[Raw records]
****
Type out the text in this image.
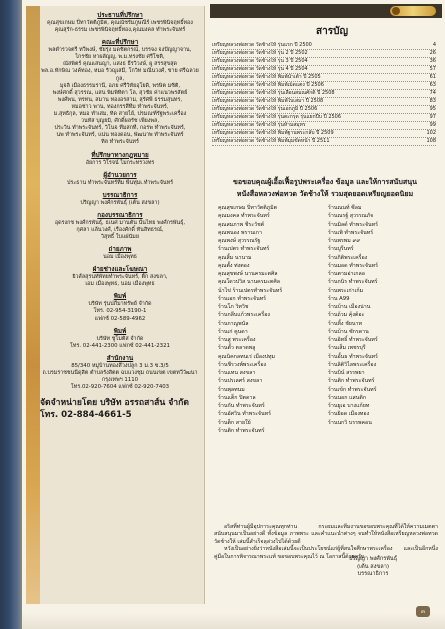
ประธานที่ปรึกษา
คุณสุขเกษม ปิ่ทาวัตติภูมิต, คุณณัชรัมภูษณีร์ เพชรพินิจฤทธิ์ทอง
คุณสุรัก-ธรรม เพชรพินิจฤทธิ์ทอง,คุณมงคล ทำพระจันทร์
คณะที่ปรึกษา
พลตำรวจตรี ทวีพงษ์, ชัยรุ่ง มดชิตกรณ์, บรรจง จงปัญญาจาน,
ไกรชัย หาผลัญญ, พ.ม.ทรงชัย ศรีโชติ,
ณัสพิตร์ คุณแสนญา, แสงธ ธีรวิวงษ์, ผู สรรสุขสุด
พล.อ.ทักษิณ วงค์ทอง, หมอ ริวญูเสมี, โกวิท มณีนวงศ์, ชาย ศรีฉลวยกูล,
มุจลิ เมืองธรรมรานี, อภย ศรีวิทัยอุโยดิ, พรษิต มซิติ,
พงษ์ศกดิ์ สุวรรณ, แสน พิมพิทิตา โล, สุวชัย ค่าแนวพรสัตย์
พงศ์พน, ทรทน, สมาน ทองอรสาม, สุรัศพี ธรรมสุนทร,
หมอช่าว พาน, ทองกรรสีทีม ทำพระจันทร์,
ม.สุทธิกุล, หมอ ทำเสม, ทิด สายไย้, ปรมณฑ์รัฐพระเครื่อง
วนทัส บุญยมิ, ศักดิ์ผลรัช เพียงพล,
ประวิน ทำพระจันทร์, วิโนจ ทีมสกที, กอรพ ทำพระจันทร์,
นพ ทำพระจันทร์, แน่น ทองดอน, พัฒนาพ ทำพระจันทร์
ทิล ทำพระจันทร์
ที่ปรึกษาทางกฎหมาย
อัยการ วิโรจน์ ไมกระทรวงทร
ผู้อำนวยการ
ประธาน ทำพระจันทร์ทีม พีนทุ่มเ.ทำพระจันทร์
บรรณาธิการ
ปริญญา พงศ์กรพันธุ์ (เต้น สงขลา)
กองบรรณาธิการ
อุดรงกช พงศ์กรพันธุ์, ธเนศ มานตัน นั้นไทย พงศ์กรพันธุ์,
กุศลา แล้นวงศ์, เรืองศักดิ์ ทันสิทธรณ์,
วิสุทธิ์ ใบแฝนัมย
ถ่ายภาพ
นอม เมืองพุทธ
ฝ่ายช่างและโฆษณา
ยิวส์ลสุรนทัพัทยทำพระจันทร์, ติ๊ก สงขลา,
เอม เมืองพุทธ, นอม เมืองพุทธ
พิมพ์
บริษัท รุ่นปภีมาทรัพย์ จำกัด
โทร. 02-954-3190-1
แฟกซ์ 02-589-4962
พิมพ์
บริษัท ชูโมติส จำกัด
โทร. 02-441-2300 แฟกซ์ 02-441-2321
สำนักงาน
85/340 หมู่บ้านทองสีวงปลูก 3 ม.3 ซ.3/5
ถ.บรมราชชนนีดุสิต ตําบลรังสิตต ฉบแวงชุม ถนนเขต เขตทวีวัฒนา กรุงเทพฯ 1110
โทร.02-920-7604 แฟกซ์ 02-920-7403
จัดจำหน่ายโดย บริษัท อรรถสาส์น จำกัด
โทร. 02-884-4661-5
สารบัญ
เหรียญหลวงพ่อทวด วัดช้างให้ รุ่นแรก ปี 2500	4
เหรียญหลวงพ่อทวด วัดช้างให้ รุ่น 2 ปี 2502	26
เหรียญหลวงพ่อทวด วัดช้างให้ รุ่น 3 ปี 2504	36
เหรียญหลวงพ่อทวด วัดช้างให้ รุ่น 4 ปี 2504	57
เหรียญหลวงพ่อทวด วัดช้างให้ พิมพ์น้ำเต้า ปี 2505	61
เหรียญหลวงพ่อทวด วัดช้างให้ พิมพ์เม็ดแตง ปี 2506	63
เหรียญหลวงพ่อทวด วัดช้างให้ รุ่นเลื่อนสมณศักดิ์ ปี 2508	74
เหรียญหลวงพ่อทวด วัดช้างให้ พิมพ์ใบเสมา ปี 2508	83
เหรียญหลวงพ่อทวด วัดช้างให้ รุ่นเอกภูมิ ปี 2506	95
เหรียญหลวงพ่อทวด วัดช้างให้ รุ่นตะกรุด รุ่นแยกปีบ ปี 2506	97
เหรียญหลวงพ่อทวด วัดช้างให้ รุ่นห้ามสมุทร	99
เหรียญหลวงพ่อทวด วัดช้างให้ พิมพ์ฐานพระกลับ ปี 2509	102
เหรียญหลวงพ่อทวด วัดช้างให้ พิมพ์มุมขัดหน้า ปี 2511	108
ขอขอบคุณผู้เอื้อเฟื้อรูปพระเครื่อง ข้อมูล และให้การสนับสนุน
หนังสือหลวงพ่อทวด วัดช้างให้ รวมสุดยอดเหรียญยอดนิยม
คุณสุขเกษม ปิ่ทาวัตติภูมิต
คุณมงคล ทำพระจันทร์
คุณสมภาพ ชีระวัชต์
คุณพนอง พรานเกา
คุณพงษ์ สุวรรณรัฐ
ร้านเปตร ทำพระจันทร์
คุณสิ้ม นานาม
คุณตั้ง ท่งตอง
คุณสุขพงษ์ นานครมะตศิล
คุณโดวปวิส นานครมะตศิล
น้าไข่ ร้านเปตรทำพระจันทร์
ร้านเอก ทำพระจันทร์
ร้านโภ วิทวิช
ร้านกลีบแก้วพระเครื่อง
ร้านกาญพนัล
ร้านเก่ คูนดา
ร้านสู พระเครื่อง
ร้านตั้ว ตลาดพลู
คุณนิคกลทนเร่ เมืองปทุม
ร้านชีรวงพ์พระเครื่อง
ร้านแทน สงขลา
ร้านปรเลศร์ สงขลา
ร้านพุลทนม
ร้านแต็ก ปิตดาล
ร้านกัน ทำพระจันทร์
ร้านอัศวิน ทำพระจันทร์
ร้านต็ก สายใย้
ร้านติก ทำพระจันทร์
ร้านณนท์ ซีลม
ร้านณรฐ์ สุวรรณภัจ
ร้านมิลด์ ทำพระจันทร์
ร้านเพิ ทำพระจันทร์
ร้านพรพม ๙๙
ร้านบูรีนทร์
ร้านกิติพระเครื่อง
ร้านมอด ทำพระจันทร์
ร้านตามอ่าเกลอ
ร้านกนิร ทำพระจันทร์
ร้านพระเก่าเก้ม
ร้าน A99
ร้านบ้าน เมืองน่าน
ร้านถ้วม คุ้งต้อะ
ร้านหิ้ง ชัยนาท
ร้านบ้าน ซักรดาน
ร้านอิทธิ์ ทำพระจันทร์
ร้านเส็ม เพชรบุรี
ร้านอั้นธ ทำพระจันทร์
ร้านลิติวิไลพระเครื่อง
ร้านบิน์ สรรพยา
ร้านติก ทำพระจันทร์
ร้านเข้ก ทำพระจันทร์
ร้านนอก แสนติก
ร้านยูเอ บางแก้ยท
ร้านยิอด เมืองทอง
ร้านนกวิ บรรพคอน
อริสที่ท่านผู้มีอุปการะคุณทุกท่าน กระผมและทีมงานขอขอบพระคุณที่ได้ให้ความเมตตาสนับสนุนมาเป็นอย่างดี ทั้งข้อมูล ภาพพระ และคำแนะนำต่างๆ จนทำให้หนังสือเหรียญหลวงพ่อทวด วัดช้างให้ เล่มนี้สำเร็จลุล่วงไปได้ด้วยดี
หวังเป็นอย่างยิ่งว่าหนังสือเล่มนี้จะเป็นประโยชน์แก่ผู้ที่สนใจศึกษาพระเครื่อง และเป็นอีกหนึ่งคู่มือในการพิจารณาพระแท้ ขอขอบพระคุณไว้ ณ โอกาสนี้ด้วยครับ
ปริญญา พงศ์กรพันธุ์
(เต้น สงขลา)
บรรณาธิการ
๓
****
TO BE DONE => Each line with the string "นานครมะตศ" in it needs to be found and copied.

SOLUTION FOR THIS EXERCISE =>
คุณสุขพงษ์ นานครมะตศิล
คุณโดวปวิส นานครมะตศิล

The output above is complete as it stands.